[Collected data entries]

——————

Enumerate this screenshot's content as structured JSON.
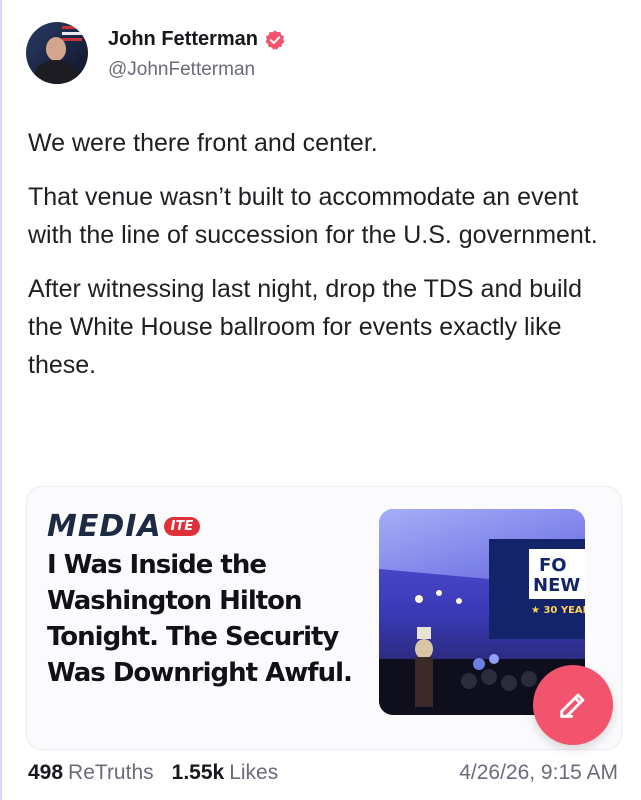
{
  "post": {
    "author_name": "John Fetterman",
    "author_handle": "@JohnFetterman",
    "verified_icon": "verified-badge-icon",
    "paragraphs": [
      "We were there front and center.",
      "That venue wasn’t built to accommodate an event with the line of succession for the U.S. government.",
      "After witnessing last night, drop the TDS and build the White House ballroom for events exactly like these."
    ]
  },
  "link_card": {
    "source_name": "MEDIA",
    "source_badge": "ITE",
    "headline": "I Was Inside the Washington Hilton Tonight. The Security Was Downright Awful.",
    "image_logo_lines": [
      "FO",
      "NEW",
      "★ 30 YEAR"
    ]
  },
  "stats": {
    "retruths_count": "498",
    "retruths_label": "ReTruths",
    "likes_count": "1.55k",
    "likes_label": "Likes",
    "timestamp": "4/26/26, 9:15 AM"
  },
  "fab": {
    "icon": "compose-pencil-icon"
  },
  "colors": {
    "accent_pink": "#f2546e",
    "verified": "#f2546e",
    "source_red": "#e0303a"
  }
}
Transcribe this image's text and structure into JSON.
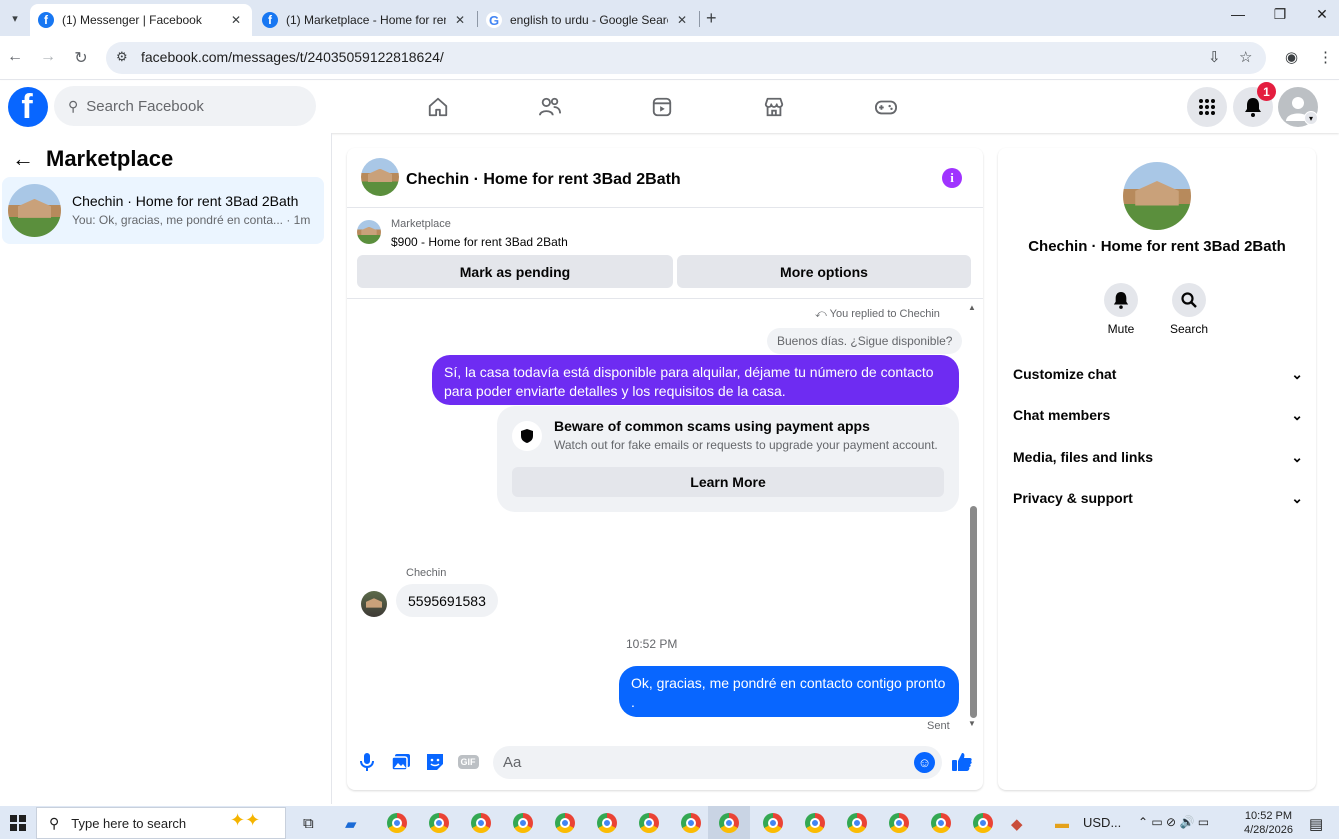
{
  "browser": {
    "tabs": [
      {
        "title": "(1) Messenger | Facebook",
        "active": true
      },
      {
        "title": "(1) Marketplace - Home for ren",
        "active": false
      },
      {
        "title": "english to urdu - Google Searc",
        "active": false
      }
    ],
    "url": "facebook.com/messages/t/24035059122818624/"
  },
  "fb": {
    "search_placeholder": "Search Facebook",
    "notification_count": "1"
  },
  "sidebar": {
    "title": "Marketplace",
    "conversations": [
      {
        "name": "Chechin · Home for rent 3Bad 2Bath",
        "preview": "You: Ok, gracias, me pondré en conta... · 1m"
      }
    ]
  },
  "chat": {
    "title": "Chechin · Home for rent 3Bad 2Bath",
    "marketplace_label": "Marketplace",
    "listing": "$900 - Home for rent 3Bad 2Bath",
    "mark_pending": "Mark as pending",
    "more_options": "More options",
    "replied_note": "You replied to Chechin",
    "quoted_message": "Buenos días. ¿Sigue disponible?",
    "messages": [
      {
        "from": "me",
        "text": "Sí, la casa todavía está disponible para alquilar, déjame tu número de contacto para poder enviarte detalles y los requisitos de la casa."
      },
      {
        "from": "Chechin",
        "text": "5595691583"
      },
      {
        "from": "me",
        "text": "Ok, gracias, me pondré en contacto contigo pronto ."
      }
    ],
    "scam_notice": {
      "title": "Beware of common scams using payment apps",
      "desc": "Watch out for fake emails or requests to upgrade your payment account.",
      "button": "Learn More"
    },
    "sender_name": "Chechin",
    "timestamp": "10:52 PM",
    "status": "Sent",
    "input_placeholder": "Aa",
    "gif_label": "GIF"
  },
  "details": {
    "name": "Chechin · Home for rent 3Bad 2Bath",
    "mute": "Mute",
    "search": "Search",
    "sections": [
      "Customize chat",
      "Chat members",
      "Media, files and links",
      "Privacy & support"
    ]
  },
  "taskbar": {
    "search_placeholder": "Type here to search",
    "weather": "USD...",
    "time": "10:52 PM",
    "date": "4/28/2026"
  },
  "colors": {
    "fb_blue": "#0866ff",
    "purple_bubble": "#6e2cf2",
    "badge_red": "#e41e3f"
  }
}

——————

Instructions to follow: Using the records above, copy each line that contains "timestamp".

Final result:
    "timestamp": "4/26/26, 9:15 AM"
    "timestamp": "10:52 PM",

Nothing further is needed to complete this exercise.